▸ STORED DATA:
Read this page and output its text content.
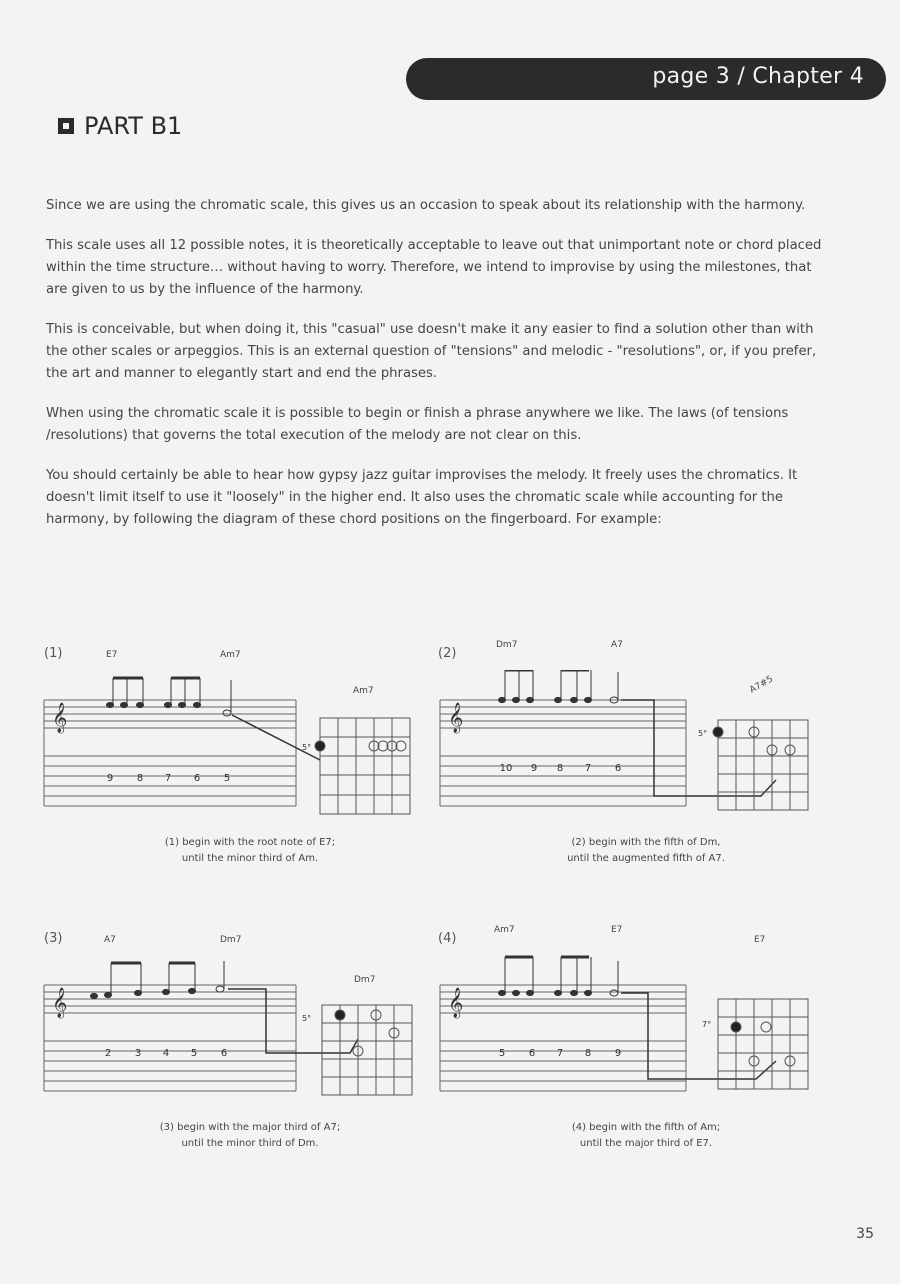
page 3 / Chapter 4
PART B1

Since we are using the chromatic scale, this gives us an occasion to speak about its relationship with the harmony.

This scale uses all 12 possible notes, it is theoretically acceptable to leave out that unimportant note or chord placed within the time structure… without having to worry. Therefore, we intend to improvise by using the milestones, that are given to us by the influence of the harmony.

This is conceivable, but when doing it, this "casual" use doesn't make it any easier to find a solution other than with the other scales or arpeggios. This is an external question of "tensions" and melodic - "resolutions", or, if you prefer, the art and manner to elegantly start and end the phrases.

When using the chromatic scale it is possible to begin or finish a phrase anywhere we like. The laws (of tensions /resolutions) that governs the total execution of the melody are not clear on this.

You should certainly be able to hear how gypsy jazz guitar improvises the melody. It freely uses the chromatics. It doesn't limit itself to use it "loosely" in the higher end. It also uses the chromatic scale while accounting for the harmony, by following the diagram of these chord positions on the fingerboard. For example:

(1)	E7	Am7
Am7
𝄞
9 8 7 6 5
5°
(1) begin with the root note of E7;
until the minor third of Am.
(2)
Dm7	A7
A7#5
𝄞
10 9 8 7 6
5°
(2) begin with the fifth of Dm,
until the augmented fifth of A7.
(3)	A7	Dm7
Dm7
𝄞
2 3 4 5 6
5°
(3) begin with the major third of A7;
until the minor third of Dm.
(4)
Am7	E7
E7
𝄞
5 6 7 8 9
7°
(4) begin with the fifth of Am;
until the major third of E7.
35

▸ DIRECTIVE:
Repeat the records above verbatim, with no pictures in the result.

▸ SOLUTION FOR THIS PROBLEM:
Read this page and output its text content.
page 3 / Chapter 4
PART B1

Since we are using the chromatic scale, this gives us an occasion to speak about its relationship with the harmony.

This scale uses all 12 possible notes, it is theoretically acceptable to leave out that unimportant note or chord placed within the time structure… without having to worry. Therefore, we intend to improvise by using the milestones, that are given to us by the influence of the harmony.

This is conceivable, but when doing it, this "casual" use doesn't make it any easier to find a solution other than with the other scales or arpeggios. This is an external question of "tensions" and melodic - "resolutions", or, if you prefer, the art and manner to elegantly start and end the phrases.

When using the chromatic scale it is possible to begin or finish a phrase anywhere we like. The laws (of tensions /resolutions) that governs the total execution of the melody are not clear on this.

You should certainly be able to hear how gypsy jazz guitar improvises the melody. It freely uses the chromatics. It doesn't limit itself to use it "loosely" in the higher end. It also uses the chromatic scale while accounting for the harmony, by following the diagram of these chord positions on the fingerboard. For example:

(1)	E7	Am7
Am7
𝄞
9 8 7 6 5
5°
(1) begin with the root note of E7;
until the minor third of Am.
(2)
Dm7	A7
A7#5
𝄞
10 9 8 7 6
5°
(2) begin with the fifth of Dm,
until the augmented fifth of A7.
(3)	A7	Dm7
Dm7
𝄞
2 3 4 5 6
5°
(3) begin with the major third of A7;
until the minor third of Dm.
(4)
Am7	E7
E7
𝄞
5 6 7 8 9
7°
(4) begin with the fifth of Am;
until the major third of E7.
35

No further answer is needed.